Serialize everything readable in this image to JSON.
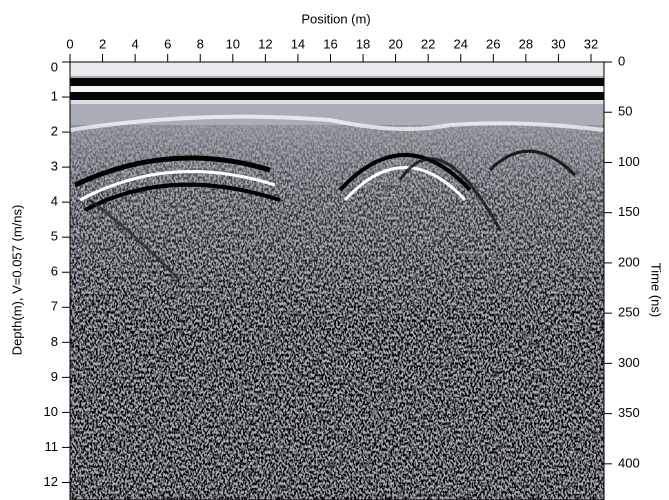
{
  "chart_data": {
    "type": "radargram",
    "x_label": "Position (m)",
    "y_label": "Depth(m), V=0.057 (m/ns)",
    "y2_label": "Time (ns)",
    "xlim": [
      0,
      32.8
    ],
    "xticks": [
      0,
      2,
      4,
      6,
      8,
      10,
      12,
      14,
      16,
      18,
      20,
      22,
      24,
      26,
      28,
      30,
      32
    ],
    "ylim": [
      0,
      12.5
    ],
    "yticks": [
      0,
      1,
      2,
      3,
      4,
      5,
      6,
      7,
      8,
      9,
      10,
      11,
      12
    ],
    "y2lim": [
      0,
      436
    ],
    "y2ticks": [
      0,
      50,
      100,
      150,
      200,
      250,
      300,
      350,
      400
    ]
  }
}
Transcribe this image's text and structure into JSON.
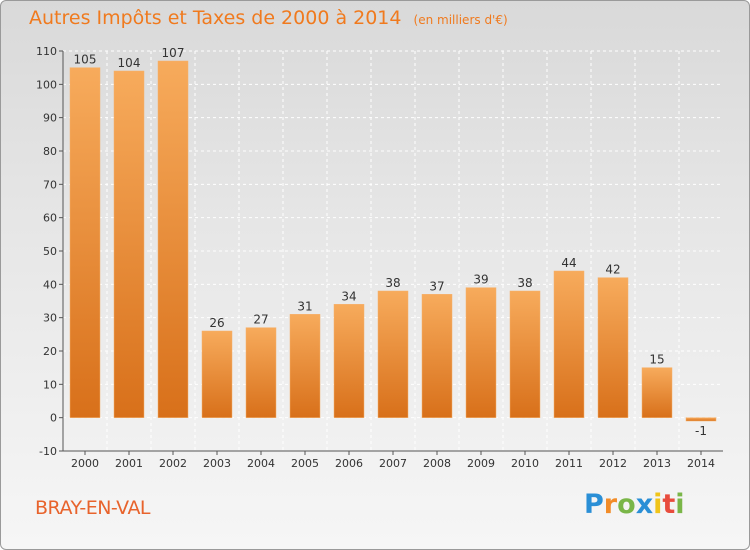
{
  "header": {
    "title": "Autres Impôts et Taxes de 2000 à 2014",
    "subtitle": "(en milliers d'€)"
  },
  "footer": {
    "town": "BRAY-EN-VAL",
    "logo": "Proxiti",
    "logo_letters": [
      {
        "ch": "P",
        "color": "#2a8fd6"
      },
      {
        "ch": "r",
        "color": "#f28c28"
      },
      {
        "ch": "o",
        "color": "#7ab648"
      },
      {
        "ch": "x",
        "color": "#2a8fd6"
      },
      {
        "ch": "i",
        "color": "#f0c419"
      },
      {
        "ch": "t",
        "color": "#e84c3d"
      },
      {
        "ch": "i",
        "color": "#7ab648"
      }
    ]
  },
  "chart_data": {
    "type": "bar",
    "title": "Autres Impôts et Taxes de 2000 à 2014",
    "subtitle": "(en milliers d'€)",
    "categories": [
      "2000",
      "2001",
      "2002",
      "2003",
      "2004",
      "2005",
      "2006",
      "2007",
      "2008",
      "2009",
      "2010",
      "2011",
      "2012",
      "2013",
      "2014"
    ],
    "values": [
      105,
      104,
      107,
      26,
      27,
      31,
      34,
      38,
      37,
      39,
      38,
      44,
      42,
      15,
      -1
    ],
    "data_labels": [
      "105",
      "104",
      "107",
      "26",
      "27",
      "31",
      "34",
      "38",
      "37",
      "39",
      "38",
      "44",
      "42",
      "15",
      "-1"
    ],
    "ylim": [
      -10,
      110
    ],
    "yticks": [
      -10,
      0,
      10,
      20,
      30,
      40,
      50,
      60,
      70,
      80,
      90,
      100,
      110
    ],
    "bar_color": "#f28c28",
    "bar_color_light": "#f5a85a",
    "bar_color_dark": "#d9741a",
    "grid": true,
    "legend": "none"
  }
}
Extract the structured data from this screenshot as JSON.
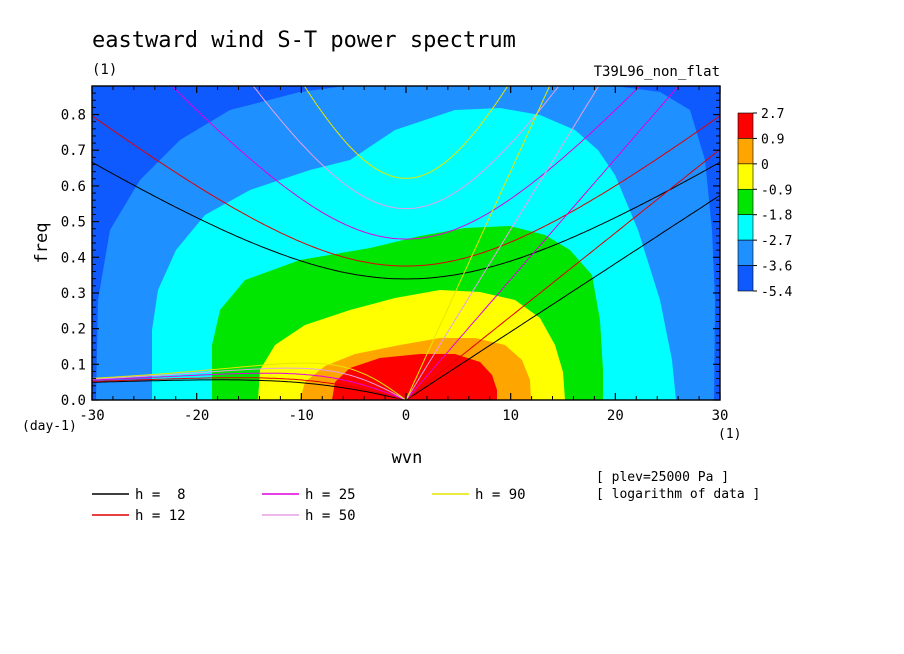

-- -- --

# [Stated problem]
Copy the records word for word, leaving no picture in the copy.

# [Response for this exercise]
Serialize everything readable in this image to JSON.
{
  "chart_data": {
    "type": "radargram",
    "x_label": "Position (m)",
    "y_label": "Depth(m), V=0.057 (m/ns)",
    "y2_label": "Time (ns)",
    "xlim": [
      0,
      32.8
    ],
    "xticks": [
      0,
      2,
      4,
      6,
      8,
      10,
      12,
      14,
      16,
      18,
      20,
      22,
      24,
      26,
      28,
      30,
      32
    ],
    "ylim": [
      0,
      12.5
    ],
    "yticks": [
      0,
      1,
      2,
      3,
      4,
      5,
      6,
      7,
      8,
      9,
      10,
      11,
      12
    ],
    "y2lim": [
      0,
      436
    ],
    "y2ticks": [
      0,
      50,
      100,
      150,
      200,
      250,
      300,
      350,
      400
    ]
  }
}
Transcribe this image's text and structure into JSON.
{
  "header": {
    "title": "Autres Impôts et Taxes de 2000 à 2014",
    "subtitle": "(en milliers d'€)"
  },
  "footer": {
    "town": "BRAY-EN-VAL",
    "logo": "Proxiti",
    "logo_letters": [
      {
        "ch": "P",
        "color": "#2a8fd6"
      },
      {
        "ch": "r",
        "color": "#f28c28"
      },
      {
        "ch": "o",
        "color": "#7ab648"
      },
      {
        "ch": "x",
        "color": "#2a8fd6"
      },
      {
        "ch": "i",
        "color": "#f0c419"
      },
      {
        "ch": "t",
        "color": "#e84c3d"
      },
      {
        "ch": "i",
        "color": "#7ab648"
      }
    ]
  },
  "chart_data": {
    "type": "bar",
    "title": "Autres Impôts et Taxes de 2000 à 2014",
    "subtitle": "(en milliers d'€)",
    "categories": [
      "2000",
      "2001",
      "2002",
      "2003",
      "2004",
      "2005",
      "2006",
      "2007",
      "2008",
      "2009",
      "2010",
      "2011",
      "2012",
      "2013",
      "2014"
    ],
    "values": [
      105,
      104,
      107,
      26,
      27,
      31,
      34,
      38,
      37,
      39,
      38,
      44,
      42,
      15,
      -1
    ],
    "data_labels": [
      "105",
      "104",
      "107",
      "26",
      "27",
      "31",
      "34",
      "38",
      "37",
      "39",
      "38",
      "44",
      "42",
      "15",
      "-1"
    ],
    "ylim": [
      -10,
      110
    ],
    "yticks": [
      -10,
      0,
      10,
      20,
      30,
      40,
      50,
      60,
      70,
      80,
      90,
      100,
      110
    ],
    "bar_color": "#f28c28",
    "bar_color_light": "#f5a85a",
    "bar_color_dark": "#d9741a",
    "grid": true,
    "legend": "none"
  }
}
Extract the structured data from this screenshot as JSON.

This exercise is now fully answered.